Given problem
Only the pictures are to be left out; set down the rest of the records exactly.

Data supplied
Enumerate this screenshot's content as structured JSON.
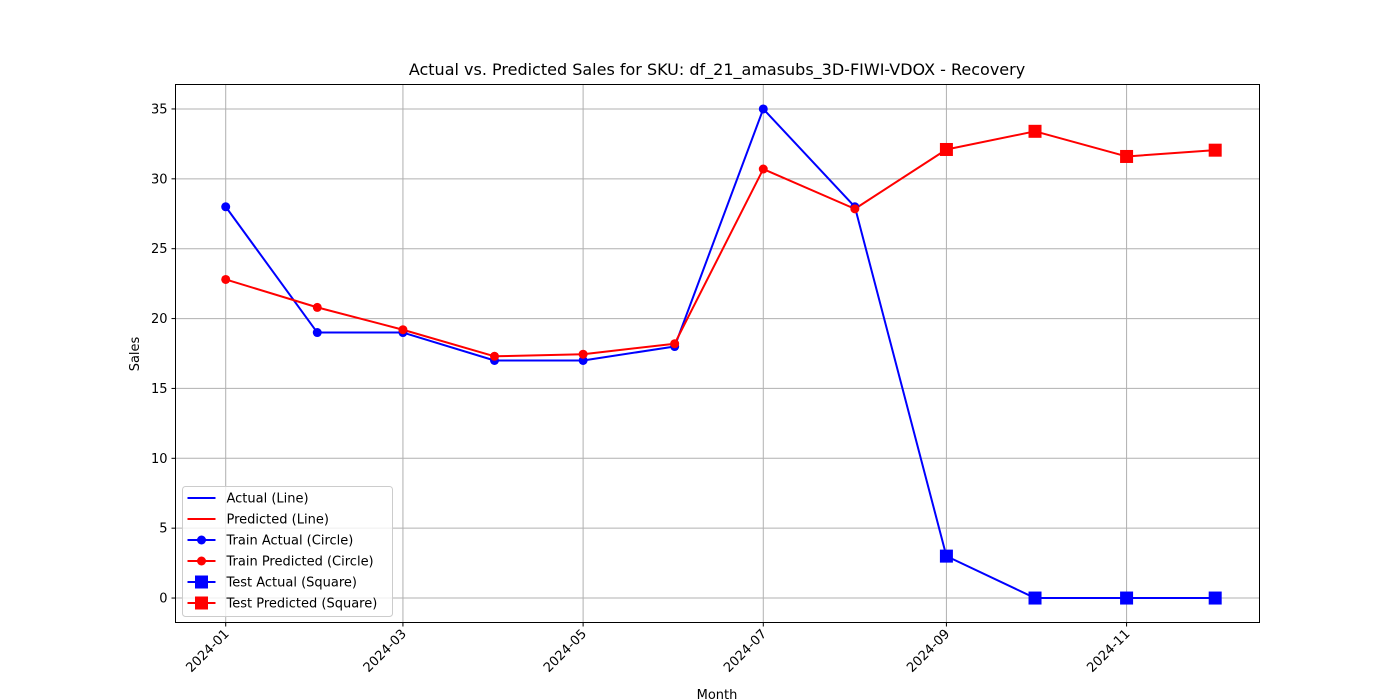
{
  "chart_data": {
    "type": "line",
    "title": "Actual vs. Predicted Sales for SKU: df_21_amasubs_3D-FIWI-VDOX - Recovery",
    "xlabel": "Month",
    "ylabel": "Sales",
    "x_ticks": [
      "2024-01",
      "2024-03",
      "2024-05",
      "2024-07",
      "2024-09",
      "2024-11"
    ],
    "y_ticks": [
      0,
      5,
      10,
      15,
      20,
      25,
      30,
      35
    ],
    "ylim": [
      -1.75,
      36.75
    ],
    "xlim": [
      "2023-12-15",
      "2024-12-16"
    ],
    "grid": true,
    "legend_position": "lower-left",
    "colors": {
      "actual": "#0000ff",
      "predicted": "#ff0000"
    },
    "series": [
      {
        "name": "Train Actual (Circle)",
        "line_name": "Actual (Line)",
        "marker": "circle",
        "color": "#0000ff",
        "points": [
          {
            "x": "2024-01-01",
            "y": 28
          },
          {
            "x": "2024-02-01",
            "y": 19
          },
          {
            "x": "2024-03-01",
            "y": 19
          },
          {
            "x": "2024-04-01",
            "y": 17
          },
          {
            "x": "2024-05-01",
            "y": 17
          },
          {
            "x": "2024-06-01",
            "y": 18
          },
          {
            "x": "2024-07-01",
            "y": 35
          },
          {
            "x": "2024-08-01",
            "y": 28
          }
        ]
      },
      {
        "name": "Train Predicted (Circle)",
        "line_name": "Predicted (Line)",
        "marker": "circle",
        "color": "#ff0000",
        "points": [
          {
            "x": "2024-01-01",
            "y": 22.8
          },
          {
            "x": "2024-02-01",
            "y": 20.8
          },
          {
            "x": "2024-03-01",
            "y": 19.2
          },
          {
            "x": "2024-04-01",
            "y": 17.3
          },
          {
            "x": "2024-05-01",
            "y": 17.45
          },
          {
            "x": "2024-06-01",
            "y": 18.2
          },
          {
            "x": "2024-07-01",
            "y": 30.7
          },
          {
            "x": "2024-08-01",
            "y": 27.85
          }
        ]
      },
      {
        "name": "Test Actual (Square)",
        "marker": "square",
        "color": "#0000ff",
        "points": [
          {
            "x": "2024-09-01",
            "y": 3
          },
          {
            "x": "2024-10-01",
            "y": 0
          },
          {
            "x": "2024-11-01",
            "y": 0
          },
          {
            "x": "2024-12-01",
            "y": 0
          }
        ]
      },
      {
        "name": "Test Predicted (Square)",
        "marker": "square",
        "color": "#ff0000",
        "points": [
          {
            "x": "2024-09-01",
            "y": 32.1
          },
          {
            "x": "2024-10-01",
            "y": 33.4
          },
          {
            "x": "2024-11-01",
            "y": 31.6
          },
          {
            "x": "2024-12-01",
            "y": 32.05
          }
        ]
      }
    ],
    "legend": [
      {
        "label": "Actual (Line)",
        "color": "#0000ff",
        "marker": "none"
      },
      {
        "label": "Predicted (Line)",
        "color": "#ff0000",
        "marker": "none"
      },
      {
        "label": "Train Actual (Circle)",
        "color": "#0000ff",
        "marker": "circle"
      },
      {
        "label": "Train Predicted (Circle)",
        "color": "#ff0000",
        "marker": "circle"
      },
      {
        "label": "Test Actual (Square)",
        "color": "#0000ff",
        "marker": "square"
      },
      {
        "label": "Test Predicted (Square)",
        "color": "#ff0000",
        "marker": "square"
      }
    ]
  }
}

Solution to the exercise
Enumerate this screenshot's content as structured JSON.
{
  "chart_data": {
    "type": "line",
    "title": "Actual vs. Predicted Sales for SKU: df_21_amasubs_3D-FIWI-VDOX - Recovery",
    "xlabel": "Month",
    "ylabel": "Sales",
    "x_ticks": [
      "2024-01",
      "2024-03",
      "2024-05",
      "2024-07",
      "2024-09",
      "2024-11"
    ],
    "y_ticks": [
      0,
      5,
      10,
      15,
      20,
      25,
      30,
      35
    ],
    "ylim": [
      -1.75,
      36.75
    ],
    "xlim": [
      "2023-12-15",
      "2024-12-16"
    ],
    "grid": true,
    "legend_position": "lower-left",
    "colors": {
      "actual": "#0000ff",
      "predicted": "#ff0000"
    },
    "series": [
      {
        "name": "Train Actual (Circle)",
        "line_name": "Actual (Line)",
        "marker": "circle",
        "color": "#0000ff",
        "points": [
          {
            "x": "2024-01-01",
            "y": 28
          },
          {
            "x": "2024-02-01",
            "y": 19
          },
          {
            "x": "2024-03-01",
            "y": 19
          },
          {
            "x": "2024-04-01",
            "y": 17
          },
          {
            "x": "2024-05-01",
            "y": 17
          },
          {
            "x": "2024-06-01",
            "y": 18
          },
          {
            "x": "2024-07-01",
            "y": 35
          },
          {
            "x": "2024-08-01",
            "y": 28
          }
        ]
      },
      {
        "name": "Train Predicted (Circle)",
        "line_name": "Predicted (Line)",
        "marker": "circle",
        "color": "#ff0000",
        "points": [
          {
            "x": "2024-01-01",
            "y": 22.8
          },
          {
            "x": "2024-02-01",
            "y": 20.8
          },
          {
            "x": "2024-03-01",
            "y": 19.2
          },
          {
            "x": "2024-04-01",
            "y": 17.3
          },
          {
            "x": "2024-05-01",
            "y": 17.45
          },
          {
            "x": "2024-06-01",
            "y": 18.2
          },
          {
            "x": "2024-07-01",
            "y": 30.7
          },
          {
            "x": "2024-08-01",
            "y": 27.85
          }
        ]
      },
      {
        "name": "Test Actual (Square)",
        "marker": "square",
        "color": "#0000ff",
        "points": [
          {
            "x": "2024-09-01",
            "y": 3
          },
          {
            "x": "2024-10-01",
            "y": 0
          },
          {
            "x": "2024-11-01",
            "y": 0
          },
          {
            "x": "2024-12-01",
            "y": 0
          }
        ]
      },
      {
        "name": "Test Predicted (Square)",
        "marker": "square",
        "color": "#ff0000",
        "points": [
          {
            "x": "2024-09-01",
            "y": 32.1
          },
          {
            "x": "2024-10-01",
            "y": 33.4
          },
          {
            "x": "2024-11-01",
            "y": 31.6
          },
          {
            "x": "2024-12-01",
            "y": 32.05
          }
        ]
      }
    ],
    "legend": [
      {
        "label": "Actual (Line)",
        "color": "#0000ff",
        "marker": "none"
      },
      {
        "label": "Predicted (Line)",
        "color": "#ff0000",
        "marker": "none"
      },
      {
        "label": "Train Actual (Circle)",
        "color": "#0000ff",
        "marker": "circle"
      },
      {
        "label": "Train Predicted (Circle)",
        "color": "#ff0000",
        "marker": "circle"
      },
      {
        "label": "Test Actual (Square)",
        "color": "#0000ff",
        "marker": "square"
      },
      {
        "label": "Test Predicted (Square)",
        "color": "#ff0000",
        "marker": "square"
      }
    ]
  }
}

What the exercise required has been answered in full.